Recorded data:

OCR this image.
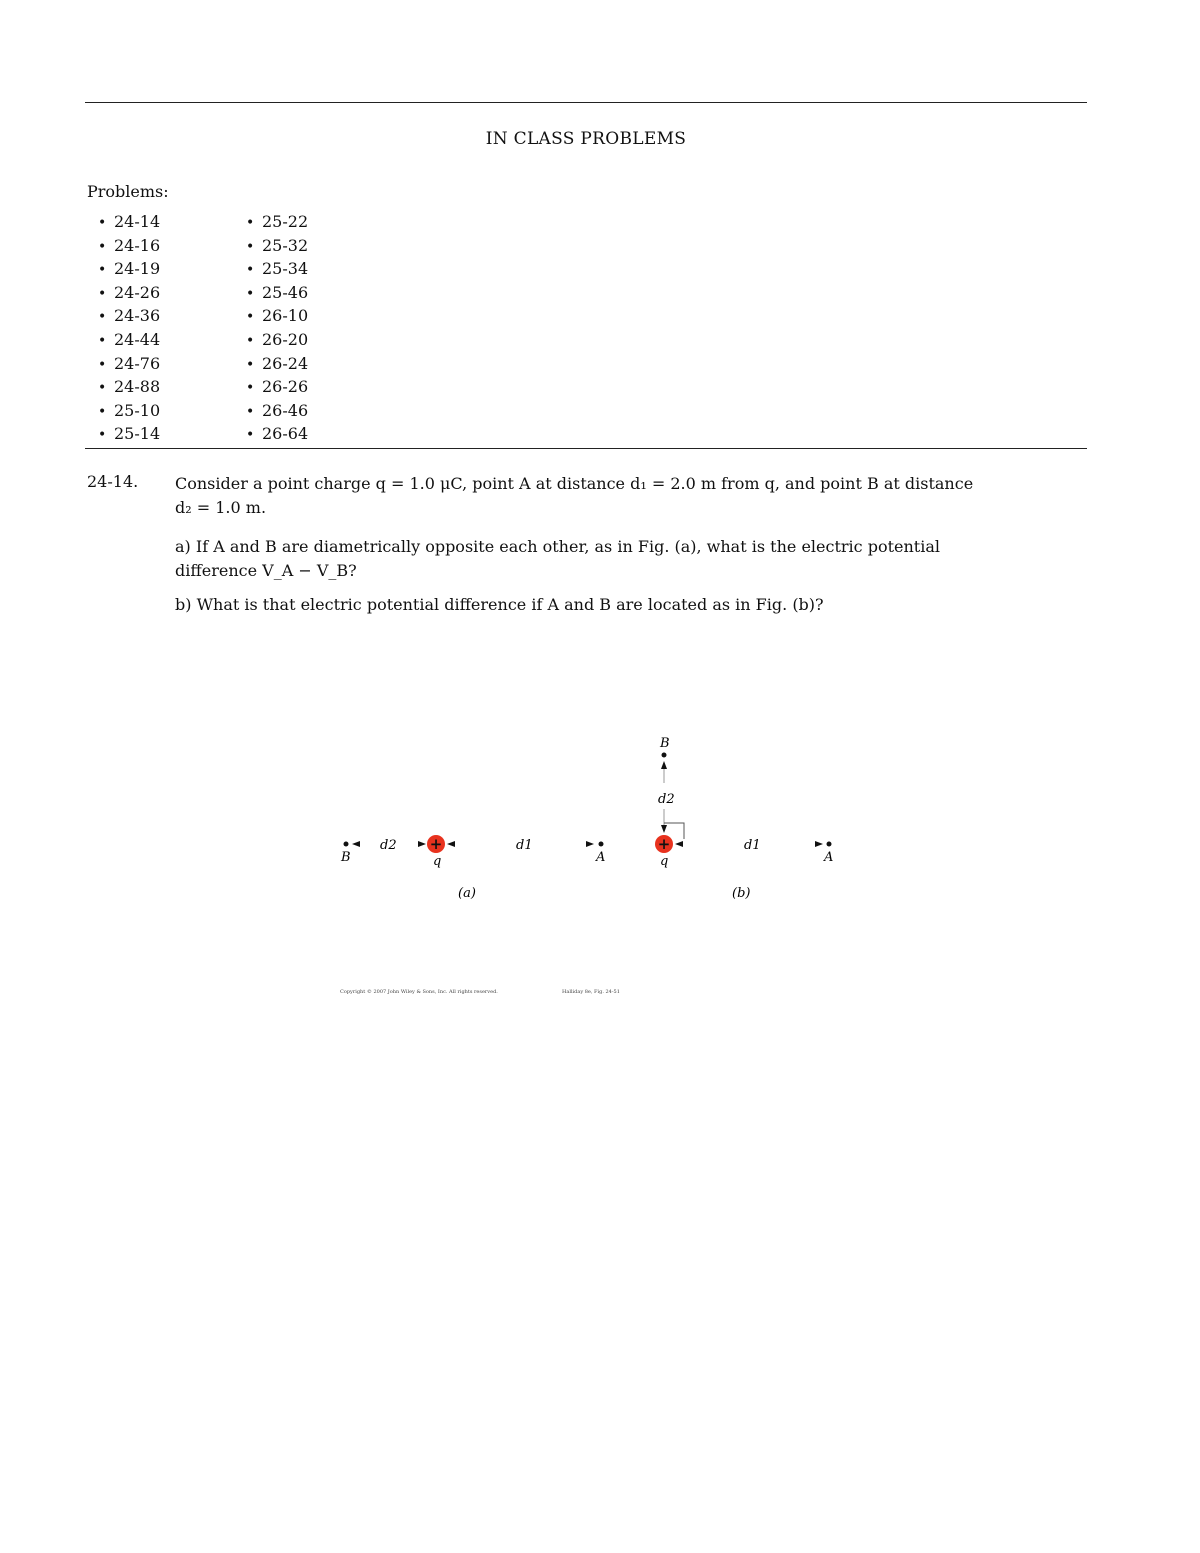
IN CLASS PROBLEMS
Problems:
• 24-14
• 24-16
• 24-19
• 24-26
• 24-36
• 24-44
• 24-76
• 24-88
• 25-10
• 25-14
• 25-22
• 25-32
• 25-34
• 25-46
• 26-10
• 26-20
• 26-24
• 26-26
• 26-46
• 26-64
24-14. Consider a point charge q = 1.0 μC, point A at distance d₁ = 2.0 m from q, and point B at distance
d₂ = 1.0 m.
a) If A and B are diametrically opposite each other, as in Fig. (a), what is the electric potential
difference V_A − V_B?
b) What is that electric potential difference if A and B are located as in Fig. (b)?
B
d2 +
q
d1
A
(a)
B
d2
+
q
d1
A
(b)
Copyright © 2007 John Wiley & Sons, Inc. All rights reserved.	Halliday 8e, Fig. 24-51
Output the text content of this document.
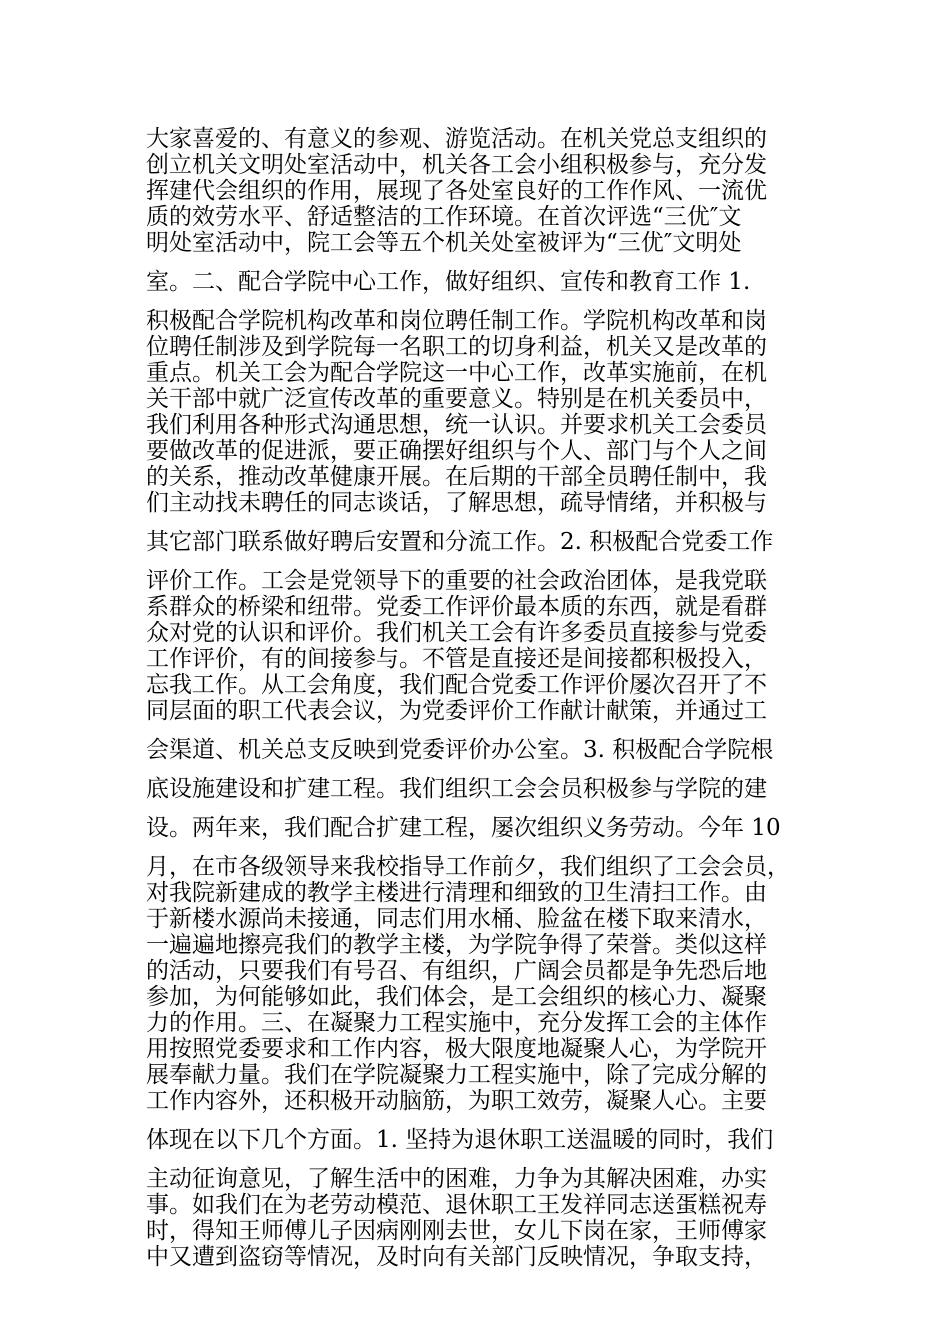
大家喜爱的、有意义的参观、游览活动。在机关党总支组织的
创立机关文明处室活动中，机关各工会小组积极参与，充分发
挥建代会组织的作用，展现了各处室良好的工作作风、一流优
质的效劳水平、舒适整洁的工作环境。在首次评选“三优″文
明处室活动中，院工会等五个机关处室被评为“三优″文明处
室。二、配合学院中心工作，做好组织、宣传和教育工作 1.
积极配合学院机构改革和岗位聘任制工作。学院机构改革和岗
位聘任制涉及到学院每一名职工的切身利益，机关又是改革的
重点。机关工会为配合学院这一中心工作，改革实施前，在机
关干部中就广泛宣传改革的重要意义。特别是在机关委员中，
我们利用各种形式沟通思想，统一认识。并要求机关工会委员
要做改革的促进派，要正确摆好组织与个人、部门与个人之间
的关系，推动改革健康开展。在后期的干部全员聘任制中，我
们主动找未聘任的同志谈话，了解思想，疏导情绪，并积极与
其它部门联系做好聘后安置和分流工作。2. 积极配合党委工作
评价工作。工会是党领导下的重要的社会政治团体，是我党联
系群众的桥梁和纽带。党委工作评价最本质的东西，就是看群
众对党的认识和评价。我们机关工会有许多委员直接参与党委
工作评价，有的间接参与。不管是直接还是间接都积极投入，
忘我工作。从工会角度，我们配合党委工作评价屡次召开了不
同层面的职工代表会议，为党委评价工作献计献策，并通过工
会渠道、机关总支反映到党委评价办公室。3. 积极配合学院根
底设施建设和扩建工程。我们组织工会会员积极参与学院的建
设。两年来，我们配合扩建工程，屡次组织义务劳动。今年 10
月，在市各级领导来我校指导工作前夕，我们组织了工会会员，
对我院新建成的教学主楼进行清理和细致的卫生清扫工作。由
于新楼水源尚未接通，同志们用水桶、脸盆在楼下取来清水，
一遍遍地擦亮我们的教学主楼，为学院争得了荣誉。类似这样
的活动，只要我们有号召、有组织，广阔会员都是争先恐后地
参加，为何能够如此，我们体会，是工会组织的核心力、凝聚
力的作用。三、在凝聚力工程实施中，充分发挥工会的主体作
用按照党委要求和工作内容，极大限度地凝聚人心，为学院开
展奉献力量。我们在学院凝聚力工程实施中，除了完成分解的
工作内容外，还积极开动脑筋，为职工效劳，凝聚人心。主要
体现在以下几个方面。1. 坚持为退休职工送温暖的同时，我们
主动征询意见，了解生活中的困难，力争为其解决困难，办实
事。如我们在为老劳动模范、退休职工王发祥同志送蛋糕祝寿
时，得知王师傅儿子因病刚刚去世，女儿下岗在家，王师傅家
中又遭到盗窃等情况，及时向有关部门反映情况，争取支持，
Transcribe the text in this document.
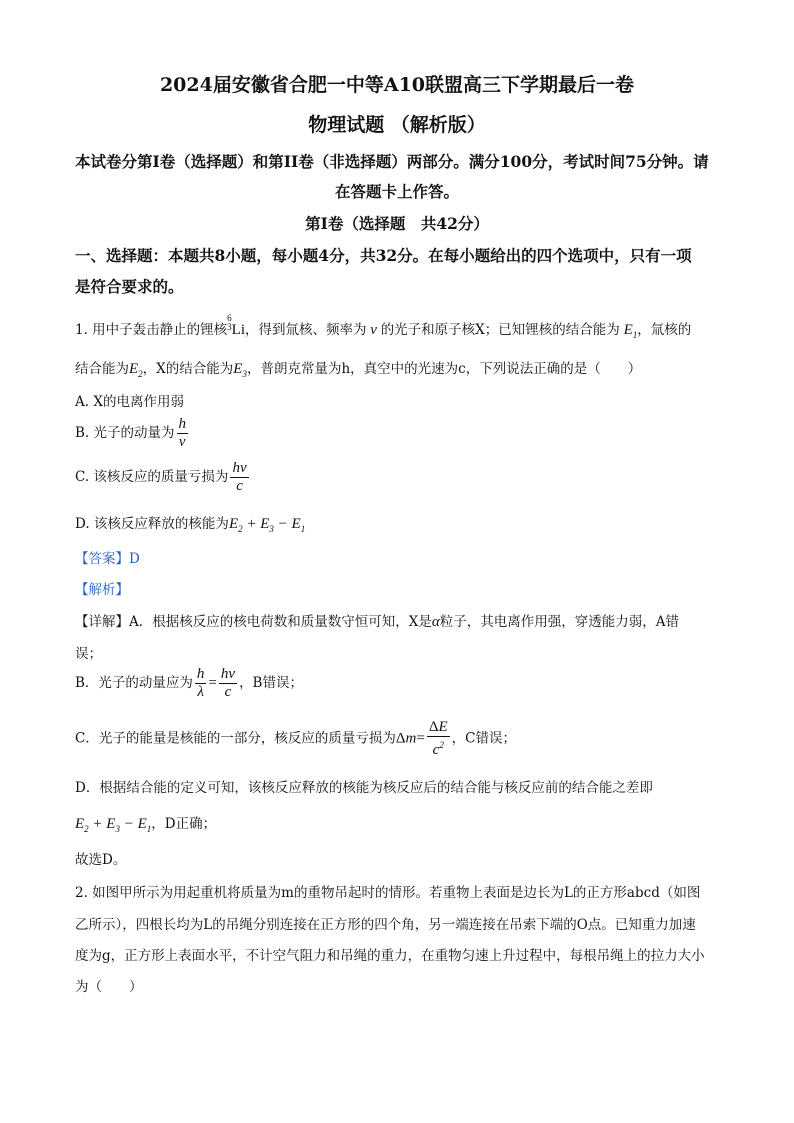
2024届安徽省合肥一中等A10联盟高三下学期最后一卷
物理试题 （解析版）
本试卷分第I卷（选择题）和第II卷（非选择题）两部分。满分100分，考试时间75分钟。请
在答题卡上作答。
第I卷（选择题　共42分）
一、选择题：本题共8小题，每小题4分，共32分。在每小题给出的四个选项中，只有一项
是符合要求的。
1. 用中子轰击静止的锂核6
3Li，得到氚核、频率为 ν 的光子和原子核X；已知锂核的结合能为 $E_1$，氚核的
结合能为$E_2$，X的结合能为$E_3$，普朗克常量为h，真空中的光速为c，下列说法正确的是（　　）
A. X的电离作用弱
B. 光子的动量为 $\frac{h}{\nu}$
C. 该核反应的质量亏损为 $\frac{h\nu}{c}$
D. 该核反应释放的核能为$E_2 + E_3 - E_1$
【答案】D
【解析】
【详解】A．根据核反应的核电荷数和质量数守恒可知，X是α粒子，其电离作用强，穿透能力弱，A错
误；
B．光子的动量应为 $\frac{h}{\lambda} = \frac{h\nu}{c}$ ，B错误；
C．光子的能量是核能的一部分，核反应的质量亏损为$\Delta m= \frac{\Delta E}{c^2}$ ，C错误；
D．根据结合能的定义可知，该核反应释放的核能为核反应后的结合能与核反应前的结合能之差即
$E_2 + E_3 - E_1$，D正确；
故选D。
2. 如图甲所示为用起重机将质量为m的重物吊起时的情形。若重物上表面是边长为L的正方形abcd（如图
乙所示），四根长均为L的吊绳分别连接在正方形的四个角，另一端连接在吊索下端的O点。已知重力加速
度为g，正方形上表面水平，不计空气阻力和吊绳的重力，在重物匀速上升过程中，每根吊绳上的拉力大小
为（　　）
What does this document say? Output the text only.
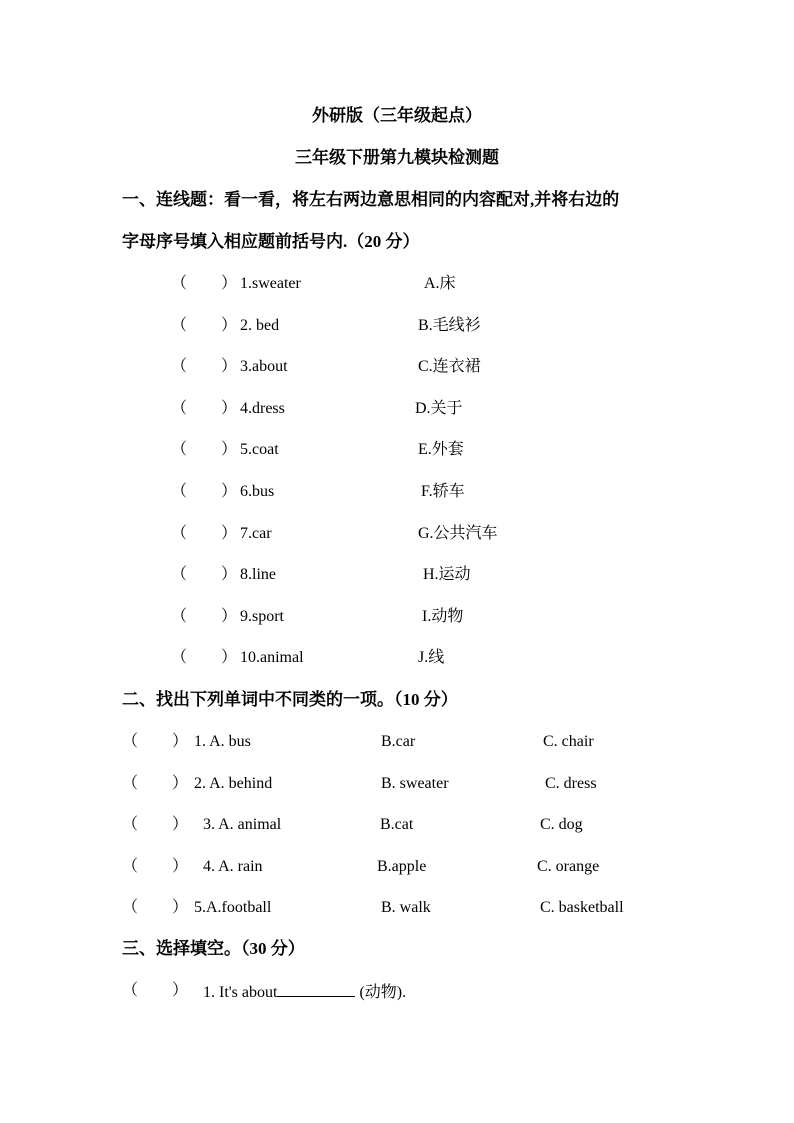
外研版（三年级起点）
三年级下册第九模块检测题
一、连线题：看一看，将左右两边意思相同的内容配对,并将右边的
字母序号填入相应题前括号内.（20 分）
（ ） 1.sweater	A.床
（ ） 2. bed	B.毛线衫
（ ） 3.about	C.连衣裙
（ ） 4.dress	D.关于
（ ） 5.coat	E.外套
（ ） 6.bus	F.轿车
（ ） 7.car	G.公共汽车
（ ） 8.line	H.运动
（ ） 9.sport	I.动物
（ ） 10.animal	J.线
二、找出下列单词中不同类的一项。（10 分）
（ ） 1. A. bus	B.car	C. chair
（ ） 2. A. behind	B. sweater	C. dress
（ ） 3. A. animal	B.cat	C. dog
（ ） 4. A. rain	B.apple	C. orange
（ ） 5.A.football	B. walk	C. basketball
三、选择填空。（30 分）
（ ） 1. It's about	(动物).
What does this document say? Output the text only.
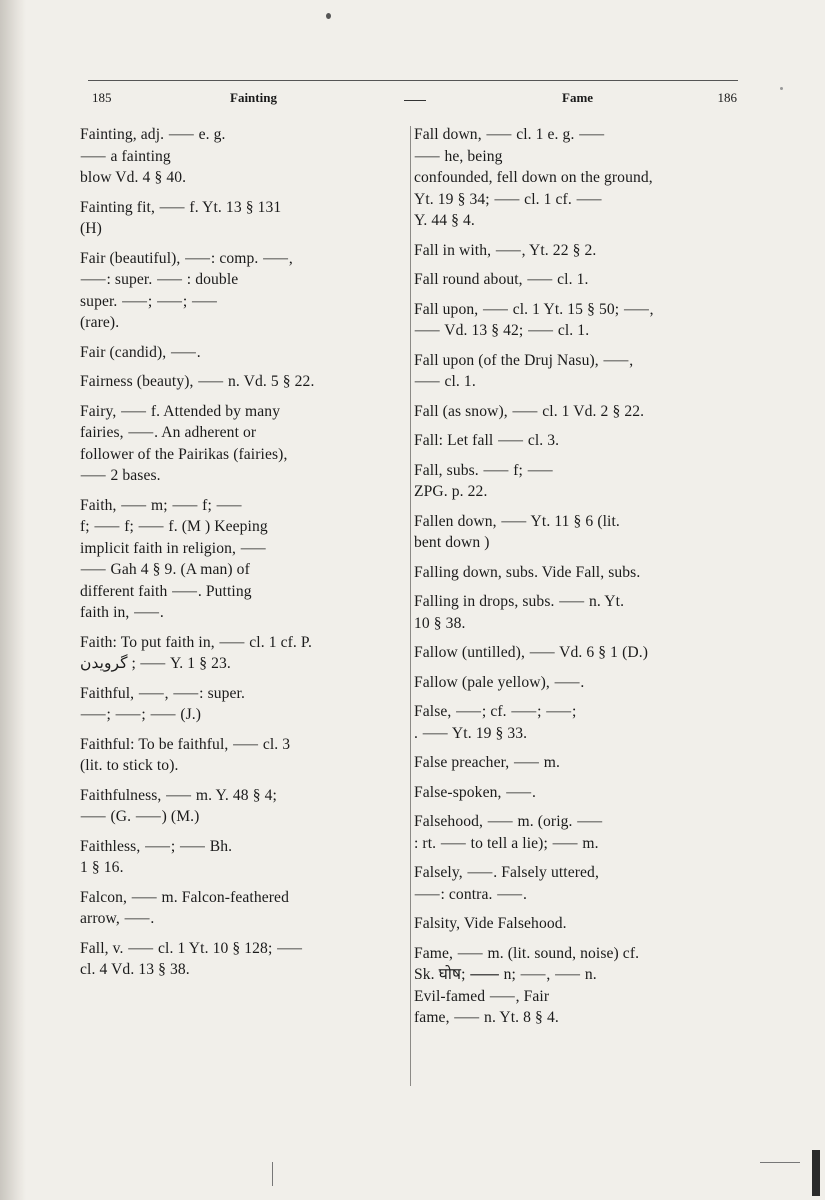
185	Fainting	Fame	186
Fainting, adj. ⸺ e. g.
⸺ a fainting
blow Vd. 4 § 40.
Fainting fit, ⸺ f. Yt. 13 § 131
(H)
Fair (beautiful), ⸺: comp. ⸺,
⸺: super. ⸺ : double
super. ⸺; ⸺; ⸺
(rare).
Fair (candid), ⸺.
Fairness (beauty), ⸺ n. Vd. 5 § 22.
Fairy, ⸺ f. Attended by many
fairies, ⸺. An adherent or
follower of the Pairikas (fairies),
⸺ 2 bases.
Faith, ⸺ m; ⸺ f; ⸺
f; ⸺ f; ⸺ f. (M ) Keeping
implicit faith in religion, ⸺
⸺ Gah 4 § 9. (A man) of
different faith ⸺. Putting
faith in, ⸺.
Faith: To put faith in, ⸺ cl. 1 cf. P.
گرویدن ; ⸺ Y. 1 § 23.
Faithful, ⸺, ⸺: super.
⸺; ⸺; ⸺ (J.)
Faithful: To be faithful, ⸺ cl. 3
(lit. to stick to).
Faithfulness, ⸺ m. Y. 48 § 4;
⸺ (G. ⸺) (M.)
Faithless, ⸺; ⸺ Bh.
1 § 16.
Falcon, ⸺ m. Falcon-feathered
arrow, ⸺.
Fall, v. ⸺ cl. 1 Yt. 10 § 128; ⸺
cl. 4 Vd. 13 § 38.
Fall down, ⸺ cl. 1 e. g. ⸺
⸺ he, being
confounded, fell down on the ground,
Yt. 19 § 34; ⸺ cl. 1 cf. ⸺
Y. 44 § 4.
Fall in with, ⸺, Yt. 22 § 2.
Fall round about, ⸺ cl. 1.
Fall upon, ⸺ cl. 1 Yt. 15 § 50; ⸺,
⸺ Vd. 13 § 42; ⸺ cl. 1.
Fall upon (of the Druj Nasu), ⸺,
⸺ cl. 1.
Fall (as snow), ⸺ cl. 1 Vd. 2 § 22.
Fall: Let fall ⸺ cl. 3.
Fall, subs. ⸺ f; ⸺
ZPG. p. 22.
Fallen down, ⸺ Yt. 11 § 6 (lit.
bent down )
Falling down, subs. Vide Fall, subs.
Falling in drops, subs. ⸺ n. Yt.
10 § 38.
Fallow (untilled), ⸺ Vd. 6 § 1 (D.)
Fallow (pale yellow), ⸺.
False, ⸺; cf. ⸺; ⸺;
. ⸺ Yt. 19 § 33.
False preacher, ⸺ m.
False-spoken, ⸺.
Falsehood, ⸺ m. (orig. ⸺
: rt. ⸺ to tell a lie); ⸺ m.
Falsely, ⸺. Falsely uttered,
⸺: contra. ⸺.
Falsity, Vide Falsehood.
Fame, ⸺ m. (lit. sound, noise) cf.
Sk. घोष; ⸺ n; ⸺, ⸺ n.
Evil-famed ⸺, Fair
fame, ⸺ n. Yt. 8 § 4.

EXERCISE INSTRUCTIONS:
Give only a number: how many lines of the data hold the string "text"?

EXERCISE RESPONSE:
4